● **ЗАДАНИЕ A**
Перепишите дословно часть отрывка о горе. Начните со слов «Дорога обрывается утлым» и остановитесь после слов «быть вечно несчастными?».
● **ЗАДАНИЕ B**
Перескажите короче абзац отрывка о горе, который начинается словами «Дорога обрывается утлым паркингом», сохранив его главные факты.
● **ЗАДАНИЕ C**
Продолжите отрывок о горе с того места, где он заканчивается.

● **ВЫБРАННЫЙ ОТРЫВОК**
Дорога обрывается утлым паркингом на границе пояса лесотундры и каменных осыпей на отметке 7100 футов. Это — пол-горы, всего лишь. Далее по склону — нивальная (снежная) зона, венчающая вершину. Мы располагаемся со своим походным скарбом и харчем на откосе, с видом на пол-мира. Волны гор внизу и прямо перед нами разбегаются к горизонту, как на тибетских картинах Рериха, они бегут в незнаемую даль и, наверно, разбиваются каменным прибоем у порога Всевышнего. Невдалеке от нас очень древнюю, совсем старую старушонку бережно укладывают на раскладушку, накрывают пледами и одеялами. Отдыхай, нажившая тихую спокойную старость. Будет ли нас ждать такая забота, когда и мы одряхлеем или нам не дано такое по нашей суетности и несчастному искусству быть вечно несчастными?

Чтоб доказать себе, что и мы пытались достичь, ползем, пропахшие несчастьями, вверх, на ничтожную, с точки зрения горы, но удовлетворительную для нас высоту над уровнем моря и нашей парковки.

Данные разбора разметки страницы
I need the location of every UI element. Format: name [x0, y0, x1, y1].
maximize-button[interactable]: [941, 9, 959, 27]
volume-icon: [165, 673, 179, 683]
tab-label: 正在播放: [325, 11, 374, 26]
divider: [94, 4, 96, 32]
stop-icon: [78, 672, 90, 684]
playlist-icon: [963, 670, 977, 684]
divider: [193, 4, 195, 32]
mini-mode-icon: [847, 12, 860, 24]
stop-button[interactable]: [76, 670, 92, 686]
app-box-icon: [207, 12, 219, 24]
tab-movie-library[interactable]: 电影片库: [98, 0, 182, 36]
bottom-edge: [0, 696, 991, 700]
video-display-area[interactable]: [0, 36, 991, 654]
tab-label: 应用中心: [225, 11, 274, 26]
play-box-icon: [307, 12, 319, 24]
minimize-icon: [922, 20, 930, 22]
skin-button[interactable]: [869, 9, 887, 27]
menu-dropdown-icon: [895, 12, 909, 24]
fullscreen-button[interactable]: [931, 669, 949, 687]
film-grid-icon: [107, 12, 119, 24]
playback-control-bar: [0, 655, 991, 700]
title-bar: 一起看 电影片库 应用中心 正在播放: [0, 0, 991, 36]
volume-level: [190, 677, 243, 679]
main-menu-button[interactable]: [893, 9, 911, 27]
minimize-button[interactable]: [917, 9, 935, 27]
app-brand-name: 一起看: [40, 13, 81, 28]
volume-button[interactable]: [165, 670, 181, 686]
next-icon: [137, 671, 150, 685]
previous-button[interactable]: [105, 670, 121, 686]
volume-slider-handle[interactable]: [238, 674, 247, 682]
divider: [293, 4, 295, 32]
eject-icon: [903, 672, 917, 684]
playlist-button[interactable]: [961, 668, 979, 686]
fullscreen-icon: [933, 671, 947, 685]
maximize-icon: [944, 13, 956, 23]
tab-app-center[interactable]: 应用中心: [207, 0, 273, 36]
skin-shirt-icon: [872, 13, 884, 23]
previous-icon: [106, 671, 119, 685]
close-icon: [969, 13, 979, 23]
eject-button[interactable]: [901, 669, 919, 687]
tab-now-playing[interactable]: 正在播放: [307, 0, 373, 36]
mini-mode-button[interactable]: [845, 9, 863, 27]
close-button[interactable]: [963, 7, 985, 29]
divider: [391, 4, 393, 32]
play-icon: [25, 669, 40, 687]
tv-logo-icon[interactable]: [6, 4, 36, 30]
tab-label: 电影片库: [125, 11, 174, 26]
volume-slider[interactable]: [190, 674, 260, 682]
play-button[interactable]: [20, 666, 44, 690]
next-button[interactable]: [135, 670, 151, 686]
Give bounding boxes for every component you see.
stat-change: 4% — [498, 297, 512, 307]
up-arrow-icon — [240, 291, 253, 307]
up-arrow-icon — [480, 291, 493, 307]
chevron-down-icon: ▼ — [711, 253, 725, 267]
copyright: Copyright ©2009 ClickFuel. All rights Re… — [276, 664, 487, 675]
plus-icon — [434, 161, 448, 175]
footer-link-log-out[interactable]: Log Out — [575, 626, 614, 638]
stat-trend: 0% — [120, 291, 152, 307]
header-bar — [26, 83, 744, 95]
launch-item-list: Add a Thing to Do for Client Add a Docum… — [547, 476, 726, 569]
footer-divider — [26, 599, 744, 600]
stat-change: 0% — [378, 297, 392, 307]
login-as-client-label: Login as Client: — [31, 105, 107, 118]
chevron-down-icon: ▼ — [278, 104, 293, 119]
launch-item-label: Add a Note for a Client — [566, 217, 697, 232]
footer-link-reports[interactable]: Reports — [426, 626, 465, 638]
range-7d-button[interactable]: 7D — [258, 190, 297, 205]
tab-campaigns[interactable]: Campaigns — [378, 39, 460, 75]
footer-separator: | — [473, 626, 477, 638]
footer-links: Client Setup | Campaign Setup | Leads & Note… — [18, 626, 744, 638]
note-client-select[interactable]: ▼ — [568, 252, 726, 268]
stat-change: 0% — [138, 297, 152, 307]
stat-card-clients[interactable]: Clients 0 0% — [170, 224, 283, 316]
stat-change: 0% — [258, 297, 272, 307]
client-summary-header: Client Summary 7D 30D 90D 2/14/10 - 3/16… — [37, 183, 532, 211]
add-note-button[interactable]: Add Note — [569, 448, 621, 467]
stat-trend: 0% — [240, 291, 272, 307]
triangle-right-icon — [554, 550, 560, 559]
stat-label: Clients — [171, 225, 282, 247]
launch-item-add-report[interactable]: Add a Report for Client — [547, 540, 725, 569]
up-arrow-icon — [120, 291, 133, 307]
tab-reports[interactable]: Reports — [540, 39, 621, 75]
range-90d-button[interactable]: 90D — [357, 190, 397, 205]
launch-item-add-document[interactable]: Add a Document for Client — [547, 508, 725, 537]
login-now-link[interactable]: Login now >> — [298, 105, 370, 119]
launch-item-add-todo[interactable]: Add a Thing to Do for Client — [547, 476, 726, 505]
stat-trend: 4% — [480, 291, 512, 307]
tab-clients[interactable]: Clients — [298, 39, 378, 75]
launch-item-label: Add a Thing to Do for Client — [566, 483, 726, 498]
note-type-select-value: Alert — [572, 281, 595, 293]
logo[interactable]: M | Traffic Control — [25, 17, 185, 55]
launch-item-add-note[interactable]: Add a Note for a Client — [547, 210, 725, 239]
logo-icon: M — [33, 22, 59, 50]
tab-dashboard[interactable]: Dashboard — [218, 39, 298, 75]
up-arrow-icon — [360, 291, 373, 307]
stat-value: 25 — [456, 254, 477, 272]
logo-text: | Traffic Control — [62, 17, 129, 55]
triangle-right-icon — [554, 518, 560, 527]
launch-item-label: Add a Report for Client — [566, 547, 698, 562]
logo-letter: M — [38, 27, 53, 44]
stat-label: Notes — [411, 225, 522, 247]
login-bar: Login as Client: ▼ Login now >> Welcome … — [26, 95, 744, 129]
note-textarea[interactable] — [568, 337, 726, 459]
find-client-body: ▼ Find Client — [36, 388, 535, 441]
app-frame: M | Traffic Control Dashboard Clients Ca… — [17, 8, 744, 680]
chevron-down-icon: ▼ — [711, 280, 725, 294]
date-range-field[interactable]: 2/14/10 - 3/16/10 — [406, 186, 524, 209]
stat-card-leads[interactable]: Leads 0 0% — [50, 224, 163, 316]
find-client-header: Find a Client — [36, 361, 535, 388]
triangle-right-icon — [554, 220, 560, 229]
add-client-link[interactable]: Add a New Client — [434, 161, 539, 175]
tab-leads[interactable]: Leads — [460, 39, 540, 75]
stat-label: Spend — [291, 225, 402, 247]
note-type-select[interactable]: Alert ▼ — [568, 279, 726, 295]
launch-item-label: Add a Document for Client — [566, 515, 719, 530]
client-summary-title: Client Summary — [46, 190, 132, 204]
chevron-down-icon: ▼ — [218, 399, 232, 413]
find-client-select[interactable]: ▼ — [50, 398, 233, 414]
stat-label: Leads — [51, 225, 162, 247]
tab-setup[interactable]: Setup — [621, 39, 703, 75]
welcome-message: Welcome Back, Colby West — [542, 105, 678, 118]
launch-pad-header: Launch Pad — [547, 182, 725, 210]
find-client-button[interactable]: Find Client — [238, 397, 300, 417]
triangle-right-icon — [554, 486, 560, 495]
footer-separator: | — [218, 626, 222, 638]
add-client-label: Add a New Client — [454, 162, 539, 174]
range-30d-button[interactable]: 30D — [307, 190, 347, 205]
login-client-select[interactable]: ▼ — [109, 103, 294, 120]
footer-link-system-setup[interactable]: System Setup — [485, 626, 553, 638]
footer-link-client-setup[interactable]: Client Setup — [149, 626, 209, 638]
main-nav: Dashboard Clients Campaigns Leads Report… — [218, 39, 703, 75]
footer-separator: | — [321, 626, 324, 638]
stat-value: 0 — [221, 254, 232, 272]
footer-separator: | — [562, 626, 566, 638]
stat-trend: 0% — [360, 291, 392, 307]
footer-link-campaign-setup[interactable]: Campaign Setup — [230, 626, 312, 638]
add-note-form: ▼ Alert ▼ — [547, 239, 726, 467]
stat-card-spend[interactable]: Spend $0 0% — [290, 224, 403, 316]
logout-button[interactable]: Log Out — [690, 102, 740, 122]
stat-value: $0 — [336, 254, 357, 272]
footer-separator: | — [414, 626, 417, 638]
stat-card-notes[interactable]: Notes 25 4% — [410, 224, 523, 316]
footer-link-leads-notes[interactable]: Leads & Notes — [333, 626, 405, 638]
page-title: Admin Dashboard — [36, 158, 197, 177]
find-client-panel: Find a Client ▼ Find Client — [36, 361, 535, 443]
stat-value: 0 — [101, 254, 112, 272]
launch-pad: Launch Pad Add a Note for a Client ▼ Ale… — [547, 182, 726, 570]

● **ВАШ ОТВЕТ A**
Дорога обрывается утлым паркингом на границе пояса лесотундры и каменных осыпей на отметке 7100 футов. Это — пол-горы, всего лишь. Далее по склону — нивальная (снежная) зона, венчающая вершину. Мы располагаемся со своим походным скарбом и харчем на откосе, с видом на пол-мира. Волны гор внизу и прямо перед нами разбегаются к горизонту, как на тибетских картинах Рериха, они бегут в незнаемую даль и, наверно, разбиваются каменным прибоем у порога Всевышнего. Невдалеке от нас очень древнюю, совсем старую старушонку бережно укладывают на раскладушку, накрывают пледами и одеялами. Отдыхай, нажившая тихую спокойную старость. Будет ли нас ждать такая забота, когда и мы одряхлеем или нам не дано такое по нашей суетности и несчастному искусству быть вечно несчастными?

● **ВАШ ОТВЕТ B**
Дорога заканчивается небольшой парковкой на высоте 7100 футов, на границе лесотундры и каменных осыпей. Это лишь половина горы, выше до самой вершины идёт снежная зона. Путники располагаются с вещами и едой на склоне, откуда видны горные гряды до горизонта, похожие на тибетские картины Рериха. Неподалёку очень старую женщину бережно укладывают на раскладушку и укрывают пледами и одеялами. Возникает вопрос, будет ли такая забота ждать и их самих в старости.

● **ВАШ ОТВЕТ C**
Стойкий аромат хвои и предзимнего черничника, гулкий звон брекчий под ногами, одинокая поздняя пчела, потаенные горсти снега, словно объедки и остатки Нового года в октябре. Вот снег — еще один слабый и немощный способ удержаться от энтропии и броунады жизни. Холод, холод, как тебя не хватает для усмирения страстей и мучений! Здесь, на этой прохладной высоте, процессы гниения замещаются медленным усыханием, превращением живого в мощи, а не тлен.

Я добираюсь до намеченной для себя цели — полого растущей сосны — и располагаюсь на ее упругих ветвях навзничь, разбросав, как в младенчестве, на грани жизни, болезни и смерти, руки. Все-то свое детство я не то умирал, не то выздоравливал и эти переходы казались мне настоящим счастьем — вот так, навзничь, умирать или возвращаться к жизни, наблюдая вечно бегущие облака сквозь кисею слегка колышущихся занавесок. Да, оба пути — из жизни и в жизнь — казались облегчением и освобождением от чего-то тяжелого и подавляющего.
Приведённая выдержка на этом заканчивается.